**RECORDED DATA**
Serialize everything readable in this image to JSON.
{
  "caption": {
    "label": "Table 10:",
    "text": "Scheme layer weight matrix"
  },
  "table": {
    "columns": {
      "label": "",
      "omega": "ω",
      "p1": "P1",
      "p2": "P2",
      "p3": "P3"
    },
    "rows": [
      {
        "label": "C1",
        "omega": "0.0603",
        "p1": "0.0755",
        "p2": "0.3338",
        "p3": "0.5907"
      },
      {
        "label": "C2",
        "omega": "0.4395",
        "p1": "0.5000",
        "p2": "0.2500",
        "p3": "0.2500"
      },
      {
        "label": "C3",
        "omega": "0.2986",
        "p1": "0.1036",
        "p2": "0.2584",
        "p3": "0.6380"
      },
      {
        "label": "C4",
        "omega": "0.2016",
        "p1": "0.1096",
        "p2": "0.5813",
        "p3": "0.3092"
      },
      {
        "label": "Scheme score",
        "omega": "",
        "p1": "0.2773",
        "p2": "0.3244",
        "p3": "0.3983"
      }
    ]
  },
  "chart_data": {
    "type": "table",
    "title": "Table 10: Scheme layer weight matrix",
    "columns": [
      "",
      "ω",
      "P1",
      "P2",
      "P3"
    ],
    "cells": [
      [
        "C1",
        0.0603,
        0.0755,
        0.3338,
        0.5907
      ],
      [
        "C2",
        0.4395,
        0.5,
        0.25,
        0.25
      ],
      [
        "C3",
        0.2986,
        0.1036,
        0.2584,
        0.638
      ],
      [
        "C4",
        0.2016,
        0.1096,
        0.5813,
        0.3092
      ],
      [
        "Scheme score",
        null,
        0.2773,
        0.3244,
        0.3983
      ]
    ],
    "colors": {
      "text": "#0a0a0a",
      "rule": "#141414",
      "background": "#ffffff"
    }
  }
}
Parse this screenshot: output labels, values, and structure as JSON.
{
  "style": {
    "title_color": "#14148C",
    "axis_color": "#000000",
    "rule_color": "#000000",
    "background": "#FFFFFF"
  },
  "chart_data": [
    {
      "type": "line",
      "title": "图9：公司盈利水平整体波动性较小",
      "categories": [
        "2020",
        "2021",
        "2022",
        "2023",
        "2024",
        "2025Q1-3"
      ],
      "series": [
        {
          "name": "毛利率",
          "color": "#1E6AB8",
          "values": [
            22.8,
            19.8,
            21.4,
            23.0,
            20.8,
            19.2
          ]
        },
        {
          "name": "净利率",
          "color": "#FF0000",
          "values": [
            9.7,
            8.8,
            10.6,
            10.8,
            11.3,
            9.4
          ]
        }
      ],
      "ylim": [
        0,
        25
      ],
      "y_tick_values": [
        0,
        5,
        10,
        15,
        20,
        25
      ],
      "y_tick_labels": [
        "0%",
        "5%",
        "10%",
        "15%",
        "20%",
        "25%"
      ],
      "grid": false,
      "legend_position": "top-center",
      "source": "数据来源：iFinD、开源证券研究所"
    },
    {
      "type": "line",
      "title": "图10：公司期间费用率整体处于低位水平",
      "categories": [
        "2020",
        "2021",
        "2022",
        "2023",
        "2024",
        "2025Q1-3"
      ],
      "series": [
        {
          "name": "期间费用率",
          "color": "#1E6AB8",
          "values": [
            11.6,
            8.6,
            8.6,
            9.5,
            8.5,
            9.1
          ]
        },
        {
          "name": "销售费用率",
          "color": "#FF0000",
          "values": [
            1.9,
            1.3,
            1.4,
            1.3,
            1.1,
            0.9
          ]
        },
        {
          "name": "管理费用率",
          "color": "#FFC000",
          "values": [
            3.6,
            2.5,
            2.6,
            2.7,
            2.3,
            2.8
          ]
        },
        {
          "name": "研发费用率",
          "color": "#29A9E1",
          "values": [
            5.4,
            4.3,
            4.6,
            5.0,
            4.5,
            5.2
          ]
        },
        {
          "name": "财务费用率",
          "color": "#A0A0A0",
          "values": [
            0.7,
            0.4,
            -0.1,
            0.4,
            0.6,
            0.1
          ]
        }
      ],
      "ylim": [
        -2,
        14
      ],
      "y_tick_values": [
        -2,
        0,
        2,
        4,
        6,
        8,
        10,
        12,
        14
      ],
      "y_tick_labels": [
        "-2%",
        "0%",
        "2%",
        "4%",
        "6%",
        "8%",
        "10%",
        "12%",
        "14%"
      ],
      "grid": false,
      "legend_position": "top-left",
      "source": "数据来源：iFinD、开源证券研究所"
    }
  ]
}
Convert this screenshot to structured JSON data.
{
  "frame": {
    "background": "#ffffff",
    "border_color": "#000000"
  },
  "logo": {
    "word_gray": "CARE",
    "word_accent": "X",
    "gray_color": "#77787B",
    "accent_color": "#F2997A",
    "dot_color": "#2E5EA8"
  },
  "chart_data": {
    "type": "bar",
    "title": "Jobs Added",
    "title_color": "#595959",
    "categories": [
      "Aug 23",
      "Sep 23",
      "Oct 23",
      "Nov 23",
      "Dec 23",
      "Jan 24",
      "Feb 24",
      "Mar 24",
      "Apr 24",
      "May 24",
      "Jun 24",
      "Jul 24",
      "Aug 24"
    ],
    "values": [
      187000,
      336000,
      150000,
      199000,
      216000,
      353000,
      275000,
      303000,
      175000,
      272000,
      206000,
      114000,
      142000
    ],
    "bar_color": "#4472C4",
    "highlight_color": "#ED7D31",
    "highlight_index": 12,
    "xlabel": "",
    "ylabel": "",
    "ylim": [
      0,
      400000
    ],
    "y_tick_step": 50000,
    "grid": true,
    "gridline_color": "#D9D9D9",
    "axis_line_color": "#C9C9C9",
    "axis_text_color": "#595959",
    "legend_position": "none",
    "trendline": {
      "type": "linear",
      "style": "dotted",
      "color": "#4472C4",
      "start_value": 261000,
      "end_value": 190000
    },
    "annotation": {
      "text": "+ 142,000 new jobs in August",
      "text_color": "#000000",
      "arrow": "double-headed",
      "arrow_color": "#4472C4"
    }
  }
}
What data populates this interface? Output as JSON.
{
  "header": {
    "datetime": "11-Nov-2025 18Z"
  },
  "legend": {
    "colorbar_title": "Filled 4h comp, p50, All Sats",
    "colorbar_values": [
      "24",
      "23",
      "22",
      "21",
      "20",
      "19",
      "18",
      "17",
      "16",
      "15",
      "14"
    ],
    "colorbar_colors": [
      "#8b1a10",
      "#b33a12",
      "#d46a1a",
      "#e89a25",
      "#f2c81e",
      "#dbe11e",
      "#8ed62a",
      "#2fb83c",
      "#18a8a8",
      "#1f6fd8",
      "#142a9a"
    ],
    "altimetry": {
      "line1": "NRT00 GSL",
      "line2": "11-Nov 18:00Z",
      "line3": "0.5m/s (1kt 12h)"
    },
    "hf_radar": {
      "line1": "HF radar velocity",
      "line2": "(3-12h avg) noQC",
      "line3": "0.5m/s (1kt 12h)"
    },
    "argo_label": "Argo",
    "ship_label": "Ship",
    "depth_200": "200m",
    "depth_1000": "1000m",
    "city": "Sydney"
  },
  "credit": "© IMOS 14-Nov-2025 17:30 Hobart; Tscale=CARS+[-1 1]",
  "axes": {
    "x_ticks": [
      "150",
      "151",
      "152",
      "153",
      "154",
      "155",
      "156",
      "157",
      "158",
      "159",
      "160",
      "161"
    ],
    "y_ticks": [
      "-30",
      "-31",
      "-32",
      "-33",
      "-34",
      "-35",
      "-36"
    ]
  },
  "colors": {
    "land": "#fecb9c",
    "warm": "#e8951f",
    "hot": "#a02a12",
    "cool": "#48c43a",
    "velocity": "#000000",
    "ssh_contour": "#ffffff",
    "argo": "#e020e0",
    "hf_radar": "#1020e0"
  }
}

**STATED GOAL**
Every record above needs to be repeated word for word.

**RESULT OF THIS EXERCISE**
Serialize everything readable in this image to JSON.
{
  "caption": {
    "label": "Table 10:",
    "text": "Scheme layer weight matrix"
  },
  "table": {
    "columns": {
      "label": "",
      "omega": "ω",
      "p1": "P1",
      "p2": "P2",
      "p3": "P3"
    },
    "rows": [
      {
        "label": "C1",
        "omega": "0.0603",
        "p1": "0.0755",
        "p2": "0.3338",
        "p3": "0.5907"
      },
      {
        "label": "C2",
        "omega": "0.4395",
        "p1": "0.5000",
        "p2": "0.2500",
        "p3": "0.2500"
      },
      {
        "label": "C3",
        "omega": "0.2986",
        "p1": "0.1036",
        "p2": "0.2584",
        "p3": "0.6380"
      },
      {
        "label": "C4",
        "omega": "0.2016",
        "p1": "0.1096",
        "p2": "0.5813",
        "p3": "0.3092"
      },
      {
        "label": "Scheme score",
        "omega": "",
        "p1": "0.2773",
        "p2": "0.3244",
        "p3": "0.3983"
      }
    ]
  },
  "chart_data": {
    "type": "table",
    "title": "Table 10: Scheme layer weight matrix",
    "columns": [
      "",
      "ω",
      "P1",
      "P2",
      "P3"
    ],
    "cells": [
      [
        "C1",
        0.0603,
        0.0755,
        0.3338,
        0.5907
      ],
      [
        "C2",
        0.4395,
        0.5,
        0.25,
        0.25
      ],
      [
        "C3",
        0.2986,
        0.1036,
        0.2584,
        0.638
      ],
      [
        "C4",
        0.2016,
        0.1096,
        0.5813,
        0.3092
      ],
      [
        "Scheme score",
        null,
        0.2773,
        0.3244,
        0.3983
      ]
    ],
    "colors": {
      "text": "#0a0a0a",
      "rule": "#141414",
      "background": "#ffffff"
    }
  }
}
Parse this screenshot: output labels, values, and structure as JSON.
{
  "style": {
    "title_color": "#14148C",
    "axis_color": "#000000",
    "rule_color": "#000000",
    "background": "#FFFFFF"
  },
  "chart_data": [
    {
      "type": "line",
      "title": "图9：公司盈利水平整体波动性较小",
      "categories": [
        "2020",
        "2021",
        "2022",
        "2023",
        "2024",
        "2025Q1-3"
      ],
      "series": [
        {
          "name": "毛利率",
          "color": "#1E6AB8",
          "values": [
            22.8,
            19.8,
            21.4,
            23.0,
            20.8,
            19.2
          ]
        },
        {
          "name": "净利率",
          "color": "#FF0000",
          "values": [
            9.7,
            8.8,
            10.6,
            10.8,
            11.3,
            9.4
          ]
        }
      ],
      "ylim": [
        0,
        25
      ],
      "y_tick_values": [
        0,
        5,
        10,
        15,
        20,
        25
      ],
      "y_tick_labels": [
        "0%",
        "5%",
        "10%",
        "15%",
        "20%",
        "25%"
      ],
      "grid": false,
      "legend_position": "top-center",
      "source": "数据来源：iFinD、开源证券研究所"
    },
    {
      "type": "line",
      "title": "图10：公司期间费用率整体处于低位水平",
      "categories": [
        "2020",
        "2021",
        "2022",
        "2023",
        "2024",
        "2025Q1-3"
      ],
      "series": [
        {
          "name": "期间费用率",
          "color": "#1E6AB8",
          "values": [
            11.6,
            8.6,
            8.6,
            9.5,
            8.5,
            9.1
          ]
        },
        {
          "name": "销售费用率",
          "color": "#FF0000",
          "values": [
            1.9,
            1.3,
            1.4,
            1.3,
            1.1,
            0.9
          ]
        },
        {
          "name": "管理费用率",
          "color": "#FFC000",
          "values": [
            3.6,
            2.5,
            2.6,
            2.7,
            2.3,
            2.8
          ]
        },
        {
          "name": "研发费用率",
          "color": "#29A9E1",
          "values": [
            5.4,
            4.3,
            4.6,
            5.0,
            4.5,
            5.2
          ]
        },
        {
          "name": "财务费用率",
          "color": "#A0A0A0",
          "values": [
            0.7,
            0.4,
            -0.1,
            0.4,
            0.6,
            0.1
          ]
        }
      ],
      "ylim": [
        -2,
        14
      ],
      "y_tick_values": [
        -2,
        0,
        2,
        4,
        6,
        8,
        10,
        12,
        14
      ],
      "y_tick_labels": [
        "-2%",
        "0%",
        "2%",
        "4%",
        "6%",
        "8%",
        "10%",
        "12%",
        "14%"
      ],
      "grid": false,
      "legend_position": "top-left",
      "source": "数据来源：iFinD、开源证券研究所"
    }
  ]
}
Convert this screenshot to structured JSON data.
{
  "frame": {
    "background": "#ffffff",
    "border_color": "#000000"
  },
  "logo": {
    "word_gray": "CARE",
    "word_accent": "X",
    "gray_color": "#77787B",
    "accent_color": "#F2997A",
    "dot_color": "#2E5EA8"
  },
  "chart_data": {
    "type": "bar",
    "title": "Jobs Added",
    "title_color": "#595959",
    "categories": [
      "Aug 23",
      "Sep 23",
      "Oct 23",
      "Nov 23",
      "Dec 23",
      "Jan 24",
      "Feb 24",
      "Mar 24",
      "Apr 24",
      "May 24",
      "Jun 24",
      "Jul 24",
      "Aug 24"
    ],
    "values": [
      187000,
      336000,
      150000,
      199000,
      216000,
      353000,
      275000,
      303000,
      175000,
      272000,
      206000,
      114000,
      142000
    ],
    "bar_color": "#4472C4",
    "highlight_color": "#ED7D31",
    "highlight_index": 12,
    "xlabel": "",
    "ylabel": "",
    "ylim": [
      0,
      400000
    ],
    "y_tick_step": 50000,
    "grid": true,
    "gridline_color": "#D9D9D9",
    "axis_line_color": "#C9C9C9",
    "axis_text_color": "#595959",
    "legend_position": "none",
    "trendline": {
      "type": "linear",
      "style": "dotted",
      "color": "#4472C4",
      "start_value": 261000,
      "end_value": 190000
    },
    "annotation": {
      "text": "+ 142,000 new jobs in August",
      "text_color": "#000000",
      "arrow": "double-headed",
      "arrow_color": "#4472C4"
    }
  }
}
What data populates this interface? Output as JSON.
{
  "header": {
    "datetime": "11-Nov-2025 18Z"
  },
  "legend": {
    "colorbar_title": "Filled 4h comp, p50, All Sats",
    "colorbar_values": [
      "24",
      "23",
      "22",
      "21",
      "20",
      "19",
      "18",
      "17",
      "16",
      "15",
      "14"
    ],
    "colorbar_colors": [
      "#8b1a10",
      "#b33a12",
      "#d46a1a",
      "#e89a25",
      "#f2c81e",
      "#dbe11e",
      "#8ed62a",
      "#2fb83c",
      "#18a8a8",
      "#1f6fd8",
      "#142a9a"
    ],
    "altimetry": {
      "line1": "NRT00 GSL",
      "line2": "11-Nov 18:00Z",
      "line3": "0.5m/s (1kt 12h)"
    },
    "hf_radar": {
      "line1": "HF radar velocity",
      "line2": "(3-12h avg) noQC",
      "line3": "0.5m/s (1kt 12h)"
    },
    "argo_label": "Argo",
    "ship_label": "Ship",
    "depth_200": "200m",
    "depth_1000": "1000m",
    "city": "Sydney"
  },
  "credit": "© IMOS 14-Nov-2025 17:30 Hobart; Tscale=CARS+[-1 1]",
  "axes": {
    "x_ticks": [
      "150",
      "151",
      "152",
      "153",
      "154",
      "155",
      "156",
      "157",
      "158",
      "159",
      "160",
      "161"
    ],
    "y_ticks": [
      "-30",
      "-31",
      "-32",
      "-33",
      "-34",
      "-35",
      "-36"
    ]
  },
  "colors": {
    "land": "#fecb9c",
    "warm": "#e8951f",
    "hot": "#a02a12",
    "cool": "#48c43a",
    "velocity": "#000000",
    "ssh_contour": "#ffffff",
    "argo": "#e020e0",
    "hf_radar": "#1020e0"
  }
}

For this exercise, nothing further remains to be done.